* BEGIN *

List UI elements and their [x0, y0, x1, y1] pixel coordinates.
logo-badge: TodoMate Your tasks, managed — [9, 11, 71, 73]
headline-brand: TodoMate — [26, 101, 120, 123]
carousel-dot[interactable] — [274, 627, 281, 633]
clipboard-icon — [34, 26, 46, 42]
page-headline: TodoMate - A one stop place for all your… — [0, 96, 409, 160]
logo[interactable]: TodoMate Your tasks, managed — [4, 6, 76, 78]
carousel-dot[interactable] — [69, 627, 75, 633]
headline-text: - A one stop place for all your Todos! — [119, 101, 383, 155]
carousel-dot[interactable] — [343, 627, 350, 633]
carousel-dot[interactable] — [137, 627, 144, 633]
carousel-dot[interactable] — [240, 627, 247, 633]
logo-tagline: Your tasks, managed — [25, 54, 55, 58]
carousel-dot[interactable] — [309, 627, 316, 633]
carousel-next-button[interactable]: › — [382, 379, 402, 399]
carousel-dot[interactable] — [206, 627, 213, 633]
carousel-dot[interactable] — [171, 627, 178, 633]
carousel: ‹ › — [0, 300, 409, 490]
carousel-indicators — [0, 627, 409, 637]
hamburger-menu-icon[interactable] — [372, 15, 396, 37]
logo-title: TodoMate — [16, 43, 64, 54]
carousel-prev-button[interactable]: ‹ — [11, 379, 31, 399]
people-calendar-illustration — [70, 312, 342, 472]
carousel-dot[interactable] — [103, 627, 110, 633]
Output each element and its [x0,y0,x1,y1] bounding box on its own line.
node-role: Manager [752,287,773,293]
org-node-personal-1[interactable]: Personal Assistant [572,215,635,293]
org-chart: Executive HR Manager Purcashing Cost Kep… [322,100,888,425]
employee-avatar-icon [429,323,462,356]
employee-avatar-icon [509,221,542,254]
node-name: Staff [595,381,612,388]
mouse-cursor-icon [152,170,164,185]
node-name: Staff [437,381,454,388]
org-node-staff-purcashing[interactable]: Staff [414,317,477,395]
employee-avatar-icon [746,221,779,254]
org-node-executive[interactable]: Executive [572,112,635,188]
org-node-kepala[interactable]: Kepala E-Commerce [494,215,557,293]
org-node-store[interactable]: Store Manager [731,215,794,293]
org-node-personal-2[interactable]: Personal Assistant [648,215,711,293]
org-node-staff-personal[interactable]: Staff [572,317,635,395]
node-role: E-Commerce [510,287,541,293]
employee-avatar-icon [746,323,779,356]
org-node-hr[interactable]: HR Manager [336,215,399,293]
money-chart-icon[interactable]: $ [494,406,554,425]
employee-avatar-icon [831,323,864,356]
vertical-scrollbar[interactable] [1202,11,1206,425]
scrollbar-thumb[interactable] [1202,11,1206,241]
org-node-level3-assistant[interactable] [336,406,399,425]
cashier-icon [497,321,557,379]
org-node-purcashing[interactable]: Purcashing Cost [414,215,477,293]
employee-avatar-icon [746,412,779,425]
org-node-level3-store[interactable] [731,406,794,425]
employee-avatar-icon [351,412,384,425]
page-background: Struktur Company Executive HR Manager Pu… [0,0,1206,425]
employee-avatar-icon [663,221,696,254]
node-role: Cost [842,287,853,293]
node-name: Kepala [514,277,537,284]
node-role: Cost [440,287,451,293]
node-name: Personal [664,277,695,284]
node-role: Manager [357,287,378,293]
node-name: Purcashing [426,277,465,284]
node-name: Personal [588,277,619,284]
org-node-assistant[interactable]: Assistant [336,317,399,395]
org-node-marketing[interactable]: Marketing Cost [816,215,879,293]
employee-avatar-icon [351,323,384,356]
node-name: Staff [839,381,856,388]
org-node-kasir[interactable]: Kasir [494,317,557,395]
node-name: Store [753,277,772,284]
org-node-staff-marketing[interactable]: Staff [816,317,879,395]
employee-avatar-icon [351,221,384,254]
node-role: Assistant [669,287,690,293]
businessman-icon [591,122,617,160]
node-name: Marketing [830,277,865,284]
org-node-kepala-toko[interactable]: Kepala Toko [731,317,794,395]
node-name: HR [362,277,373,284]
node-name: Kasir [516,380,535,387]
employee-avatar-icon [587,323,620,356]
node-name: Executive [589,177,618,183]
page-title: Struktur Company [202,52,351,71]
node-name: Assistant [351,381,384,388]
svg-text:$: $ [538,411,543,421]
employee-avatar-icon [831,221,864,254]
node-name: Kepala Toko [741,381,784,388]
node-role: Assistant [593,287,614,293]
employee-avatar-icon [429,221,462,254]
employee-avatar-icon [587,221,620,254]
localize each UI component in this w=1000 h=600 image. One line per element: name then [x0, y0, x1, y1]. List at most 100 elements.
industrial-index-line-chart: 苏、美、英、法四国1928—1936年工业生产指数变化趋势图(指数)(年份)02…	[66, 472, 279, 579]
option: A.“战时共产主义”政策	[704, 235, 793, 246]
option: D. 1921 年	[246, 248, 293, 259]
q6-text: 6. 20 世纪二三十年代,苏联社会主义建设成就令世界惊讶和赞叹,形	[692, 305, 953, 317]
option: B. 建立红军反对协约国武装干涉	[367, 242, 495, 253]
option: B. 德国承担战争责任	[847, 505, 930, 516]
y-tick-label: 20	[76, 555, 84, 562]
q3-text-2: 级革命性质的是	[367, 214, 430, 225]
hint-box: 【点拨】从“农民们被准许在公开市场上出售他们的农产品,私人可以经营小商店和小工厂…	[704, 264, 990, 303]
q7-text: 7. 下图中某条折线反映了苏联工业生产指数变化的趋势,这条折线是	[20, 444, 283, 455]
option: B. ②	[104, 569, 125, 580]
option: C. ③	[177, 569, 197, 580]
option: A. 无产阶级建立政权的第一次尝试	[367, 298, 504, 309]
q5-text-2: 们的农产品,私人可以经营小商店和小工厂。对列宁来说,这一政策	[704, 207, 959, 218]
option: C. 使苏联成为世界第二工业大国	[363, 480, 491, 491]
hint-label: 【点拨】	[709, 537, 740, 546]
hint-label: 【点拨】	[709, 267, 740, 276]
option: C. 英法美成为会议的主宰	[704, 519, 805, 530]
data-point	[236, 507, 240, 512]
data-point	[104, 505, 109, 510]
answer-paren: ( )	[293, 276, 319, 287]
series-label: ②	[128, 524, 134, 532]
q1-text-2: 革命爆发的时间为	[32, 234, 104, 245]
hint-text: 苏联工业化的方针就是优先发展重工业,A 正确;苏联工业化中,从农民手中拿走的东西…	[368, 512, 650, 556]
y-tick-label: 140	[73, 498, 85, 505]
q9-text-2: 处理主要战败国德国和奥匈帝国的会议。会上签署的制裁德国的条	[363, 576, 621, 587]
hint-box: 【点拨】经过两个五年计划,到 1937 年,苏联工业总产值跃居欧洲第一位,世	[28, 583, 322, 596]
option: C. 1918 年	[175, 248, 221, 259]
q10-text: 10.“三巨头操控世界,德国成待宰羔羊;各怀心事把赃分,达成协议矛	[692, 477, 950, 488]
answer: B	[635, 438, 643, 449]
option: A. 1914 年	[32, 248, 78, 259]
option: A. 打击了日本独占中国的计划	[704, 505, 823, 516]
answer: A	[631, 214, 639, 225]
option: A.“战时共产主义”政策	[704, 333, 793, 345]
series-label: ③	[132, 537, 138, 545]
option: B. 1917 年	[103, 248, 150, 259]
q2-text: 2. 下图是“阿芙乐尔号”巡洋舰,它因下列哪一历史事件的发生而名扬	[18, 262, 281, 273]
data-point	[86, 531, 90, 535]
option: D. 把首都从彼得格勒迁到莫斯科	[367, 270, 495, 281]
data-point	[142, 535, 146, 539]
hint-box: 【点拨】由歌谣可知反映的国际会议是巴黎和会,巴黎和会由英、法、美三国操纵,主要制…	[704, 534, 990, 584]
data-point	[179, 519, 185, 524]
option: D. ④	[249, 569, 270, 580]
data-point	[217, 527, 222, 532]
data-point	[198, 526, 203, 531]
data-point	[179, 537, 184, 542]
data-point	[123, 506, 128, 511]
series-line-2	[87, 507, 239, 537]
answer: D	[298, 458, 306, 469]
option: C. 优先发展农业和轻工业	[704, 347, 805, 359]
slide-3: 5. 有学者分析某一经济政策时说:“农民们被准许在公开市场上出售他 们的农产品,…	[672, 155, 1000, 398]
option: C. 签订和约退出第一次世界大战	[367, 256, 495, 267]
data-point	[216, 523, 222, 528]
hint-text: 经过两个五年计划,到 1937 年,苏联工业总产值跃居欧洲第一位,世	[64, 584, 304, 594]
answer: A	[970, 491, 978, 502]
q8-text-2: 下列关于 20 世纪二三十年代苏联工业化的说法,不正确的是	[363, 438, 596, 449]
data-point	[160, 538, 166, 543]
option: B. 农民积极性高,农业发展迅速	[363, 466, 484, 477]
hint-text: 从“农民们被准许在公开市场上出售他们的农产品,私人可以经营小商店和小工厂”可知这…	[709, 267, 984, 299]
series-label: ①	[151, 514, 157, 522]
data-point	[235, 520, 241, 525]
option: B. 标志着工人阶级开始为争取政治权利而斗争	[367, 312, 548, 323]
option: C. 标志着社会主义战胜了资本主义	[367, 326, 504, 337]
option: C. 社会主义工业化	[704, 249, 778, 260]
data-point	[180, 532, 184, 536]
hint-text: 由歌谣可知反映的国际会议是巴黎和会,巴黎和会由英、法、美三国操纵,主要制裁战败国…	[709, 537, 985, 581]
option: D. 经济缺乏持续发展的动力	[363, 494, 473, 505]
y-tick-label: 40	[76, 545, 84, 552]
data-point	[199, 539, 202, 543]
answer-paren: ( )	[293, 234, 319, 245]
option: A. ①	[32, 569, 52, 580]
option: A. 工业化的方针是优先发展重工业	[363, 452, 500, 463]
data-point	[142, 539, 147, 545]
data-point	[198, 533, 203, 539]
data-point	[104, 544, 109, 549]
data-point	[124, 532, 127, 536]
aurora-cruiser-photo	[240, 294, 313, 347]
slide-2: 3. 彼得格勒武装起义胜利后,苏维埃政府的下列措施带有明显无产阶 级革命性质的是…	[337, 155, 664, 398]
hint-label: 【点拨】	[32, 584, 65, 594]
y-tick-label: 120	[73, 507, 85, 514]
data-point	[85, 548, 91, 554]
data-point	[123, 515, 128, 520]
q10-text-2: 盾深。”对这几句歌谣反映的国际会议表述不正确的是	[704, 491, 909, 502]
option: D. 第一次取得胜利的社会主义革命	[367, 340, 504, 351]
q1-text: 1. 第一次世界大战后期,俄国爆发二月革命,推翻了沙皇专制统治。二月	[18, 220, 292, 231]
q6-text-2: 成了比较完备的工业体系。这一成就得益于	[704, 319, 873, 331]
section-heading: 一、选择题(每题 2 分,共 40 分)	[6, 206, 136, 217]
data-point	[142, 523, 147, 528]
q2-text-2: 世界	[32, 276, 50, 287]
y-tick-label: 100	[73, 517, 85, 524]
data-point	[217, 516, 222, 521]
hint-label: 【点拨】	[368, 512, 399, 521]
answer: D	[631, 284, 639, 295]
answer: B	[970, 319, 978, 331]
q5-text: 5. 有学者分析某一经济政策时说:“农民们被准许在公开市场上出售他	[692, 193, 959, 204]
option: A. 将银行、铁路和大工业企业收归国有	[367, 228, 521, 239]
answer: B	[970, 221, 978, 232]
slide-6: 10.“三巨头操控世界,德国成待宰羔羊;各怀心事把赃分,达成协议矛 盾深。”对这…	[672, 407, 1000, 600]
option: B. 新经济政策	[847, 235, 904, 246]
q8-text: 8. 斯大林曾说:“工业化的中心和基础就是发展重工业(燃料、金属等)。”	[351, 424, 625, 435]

* END *

## To do
Copy the records from the start up to and including the line with "page-headline: TodoMate - A", changing "carousel-dot" to "slider-dot" and leaving everything else untouched.

## Reply to the exercise
List UI elements and their [x0, y0, x1, y1] pixel coordinates.
logo-badge: TodoMate Your tasks, managed — [9, 11, 71, 73]
headline-brand: TodoMate — [26, 101, 120, 123]
slider-dot[interactable] — [274, 627, 281, 633]
clipboard-icon — [34, 26, 46, 42]
page-headline: TodoMate - A one stop place for all your… — [0, 96, 409, 160]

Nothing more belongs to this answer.